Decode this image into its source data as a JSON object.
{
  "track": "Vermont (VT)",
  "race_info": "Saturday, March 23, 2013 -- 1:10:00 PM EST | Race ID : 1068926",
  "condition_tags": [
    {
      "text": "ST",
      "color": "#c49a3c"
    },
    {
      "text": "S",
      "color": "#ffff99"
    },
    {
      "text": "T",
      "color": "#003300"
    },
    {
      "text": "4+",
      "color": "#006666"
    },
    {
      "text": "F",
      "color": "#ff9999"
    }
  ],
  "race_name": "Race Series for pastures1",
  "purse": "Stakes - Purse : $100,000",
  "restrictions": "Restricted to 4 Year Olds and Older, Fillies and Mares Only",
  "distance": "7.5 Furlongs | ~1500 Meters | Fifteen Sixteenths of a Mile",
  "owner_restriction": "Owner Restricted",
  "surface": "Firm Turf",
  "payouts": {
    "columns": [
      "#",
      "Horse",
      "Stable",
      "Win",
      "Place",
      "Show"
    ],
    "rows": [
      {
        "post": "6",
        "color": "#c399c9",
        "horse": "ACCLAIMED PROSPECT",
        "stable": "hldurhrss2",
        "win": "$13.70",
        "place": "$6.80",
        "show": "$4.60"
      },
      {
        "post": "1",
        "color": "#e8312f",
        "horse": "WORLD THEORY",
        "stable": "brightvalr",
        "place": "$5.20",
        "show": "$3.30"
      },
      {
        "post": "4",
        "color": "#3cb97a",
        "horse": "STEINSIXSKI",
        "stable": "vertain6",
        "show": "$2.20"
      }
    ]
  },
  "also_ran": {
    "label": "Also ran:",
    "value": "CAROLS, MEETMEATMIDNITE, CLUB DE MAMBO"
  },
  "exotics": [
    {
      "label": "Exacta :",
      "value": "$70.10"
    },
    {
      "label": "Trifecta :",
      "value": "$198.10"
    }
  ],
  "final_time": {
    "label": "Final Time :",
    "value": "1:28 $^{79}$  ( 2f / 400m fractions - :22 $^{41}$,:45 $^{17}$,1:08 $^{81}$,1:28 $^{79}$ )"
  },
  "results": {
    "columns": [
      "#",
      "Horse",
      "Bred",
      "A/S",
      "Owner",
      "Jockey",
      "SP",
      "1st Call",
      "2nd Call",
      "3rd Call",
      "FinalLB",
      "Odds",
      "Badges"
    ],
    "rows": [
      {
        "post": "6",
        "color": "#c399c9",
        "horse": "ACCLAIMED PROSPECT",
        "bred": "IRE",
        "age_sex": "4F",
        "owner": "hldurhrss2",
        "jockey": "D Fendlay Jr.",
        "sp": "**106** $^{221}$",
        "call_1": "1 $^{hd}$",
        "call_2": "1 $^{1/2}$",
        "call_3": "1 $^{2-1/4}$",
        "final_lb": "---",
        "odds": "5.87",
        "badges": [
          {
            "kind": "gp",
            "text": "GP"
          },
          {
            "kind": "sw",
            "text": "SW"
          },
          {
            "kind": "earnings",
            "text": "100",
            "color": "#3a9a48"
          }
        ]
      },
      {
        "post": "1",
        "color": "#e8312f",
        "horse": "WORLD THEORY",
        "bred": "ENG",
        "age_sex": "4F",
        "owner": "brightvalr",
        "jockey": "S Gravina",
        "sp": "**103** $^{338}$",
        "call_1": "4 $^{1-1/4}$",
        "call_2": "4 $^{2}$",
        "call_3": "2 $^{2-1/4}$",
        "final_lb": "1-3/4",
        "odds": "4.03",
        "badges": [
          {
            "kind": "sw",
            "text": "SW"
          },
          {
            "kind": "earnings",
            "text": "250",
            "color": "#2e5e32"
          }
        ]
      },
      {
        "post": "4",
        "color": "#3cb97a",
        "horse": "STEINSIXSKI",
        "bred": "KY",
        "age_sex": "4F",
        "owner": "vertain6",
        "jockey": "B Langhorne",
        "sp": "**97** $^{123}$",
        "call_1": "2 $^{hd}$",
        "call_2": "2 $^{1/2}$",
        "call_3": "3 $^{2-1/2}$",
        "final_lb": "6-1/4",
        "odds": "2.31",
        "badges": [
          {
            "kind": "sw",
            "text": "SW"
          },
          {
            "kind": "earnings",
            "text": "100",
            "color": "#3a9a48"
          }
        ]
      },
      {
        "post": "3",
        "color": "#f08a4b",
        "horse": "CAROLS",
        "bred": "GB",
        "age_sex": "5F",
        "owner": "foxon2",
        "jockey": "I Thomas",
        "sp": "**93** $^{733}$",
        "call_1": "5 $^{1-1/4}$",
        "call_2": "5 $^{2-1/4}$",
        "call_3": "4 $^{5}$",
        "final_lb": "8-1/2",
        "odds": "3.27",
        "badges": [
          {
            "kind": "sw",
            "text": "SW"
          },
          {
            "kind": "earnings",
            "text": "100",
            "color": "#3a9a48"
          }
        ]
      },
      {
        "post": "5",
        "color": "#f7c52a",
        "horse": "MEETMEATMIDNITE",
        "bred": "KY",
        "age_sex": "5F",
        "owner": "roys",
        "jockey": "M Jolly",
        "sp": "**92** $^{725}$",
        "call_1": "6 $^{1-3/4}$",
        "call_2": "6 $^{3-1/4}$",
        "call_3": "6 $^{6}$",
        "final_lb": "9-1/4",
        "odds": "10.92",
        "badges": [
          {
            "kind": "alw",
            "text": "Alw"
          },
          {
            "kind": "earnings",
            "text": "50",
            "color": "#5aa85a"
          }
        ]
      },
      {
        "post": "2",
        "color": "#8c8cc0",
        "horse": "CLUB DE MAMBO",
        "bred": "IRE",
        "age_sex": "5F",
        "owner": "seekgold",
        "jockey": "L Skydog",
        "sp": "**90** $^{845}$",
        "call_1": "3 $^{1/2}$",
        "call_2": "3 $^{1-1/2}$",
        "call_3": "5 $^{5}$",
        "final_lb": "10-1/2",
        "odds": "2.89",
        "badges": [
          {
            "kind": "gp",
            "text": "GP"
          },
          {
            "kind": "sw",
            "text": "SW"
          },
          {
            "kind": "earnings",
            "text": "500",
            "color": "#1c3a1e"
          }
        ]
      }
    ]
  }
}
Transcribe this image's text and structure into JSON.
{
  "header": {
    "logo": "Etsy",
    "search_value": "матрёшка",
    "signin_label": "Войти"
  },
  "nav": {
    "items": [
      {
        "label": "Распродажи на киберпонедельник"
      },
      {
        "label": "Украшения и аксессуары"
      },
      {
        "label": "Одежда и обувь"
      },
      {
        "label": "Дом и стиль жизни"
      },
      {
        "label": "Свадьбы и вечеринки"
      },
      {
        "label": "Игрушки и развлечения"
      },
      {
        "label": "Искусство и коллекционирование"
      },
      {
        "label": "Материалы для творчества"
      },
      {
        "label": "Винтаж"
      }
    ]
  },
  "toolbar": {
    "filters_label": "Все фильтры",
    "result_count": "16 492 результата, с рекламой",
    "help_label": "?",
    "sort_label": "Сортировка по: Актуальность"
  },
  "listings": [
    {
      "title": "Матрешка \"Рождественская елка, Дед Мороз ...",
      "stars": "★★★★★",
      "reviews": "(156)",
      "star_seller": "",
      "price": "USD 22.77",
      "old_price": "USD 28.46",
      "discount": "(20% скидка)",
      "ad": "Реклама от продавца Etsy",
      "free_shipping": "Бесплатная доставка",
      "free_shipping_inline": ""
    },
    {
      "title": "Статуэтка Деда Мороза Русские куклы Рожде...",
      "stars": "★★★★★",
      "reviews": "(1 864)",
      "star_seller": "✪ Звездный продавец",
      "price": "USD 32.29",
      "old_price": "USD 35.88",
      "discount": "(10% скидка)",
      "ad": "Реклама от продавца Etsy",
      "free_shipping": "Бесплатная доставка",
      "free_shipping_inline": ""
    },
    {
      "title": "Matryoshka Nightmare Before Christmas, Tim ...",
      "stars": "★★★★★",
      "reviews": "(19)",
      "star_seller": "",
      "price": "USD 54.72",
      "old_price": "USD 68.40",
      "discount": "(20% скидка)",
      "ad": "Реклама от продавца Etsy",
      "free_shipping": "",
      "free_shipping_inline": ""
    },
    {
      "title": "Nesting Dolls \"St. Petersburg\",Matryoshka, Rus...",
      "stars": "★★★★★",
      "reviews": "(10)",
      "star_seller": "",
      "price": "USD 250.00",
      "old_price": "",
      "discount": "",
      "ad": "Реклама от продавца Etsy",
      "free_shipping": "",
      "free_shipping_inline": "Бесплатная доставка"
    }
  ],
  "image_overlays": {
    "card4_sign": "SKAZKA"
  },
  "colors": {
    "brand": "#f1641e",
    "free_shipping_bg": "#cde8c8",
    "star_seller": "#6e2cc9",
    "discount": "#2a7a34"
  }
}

________________________________________

Short task ▸ Gather each line holding the string "reviews".

Solution to this exercise ▸
      "reviews": "(156)",
      "reviews": "(1 864)",
      "reviews": "(19)",
      "reviews": "(10)",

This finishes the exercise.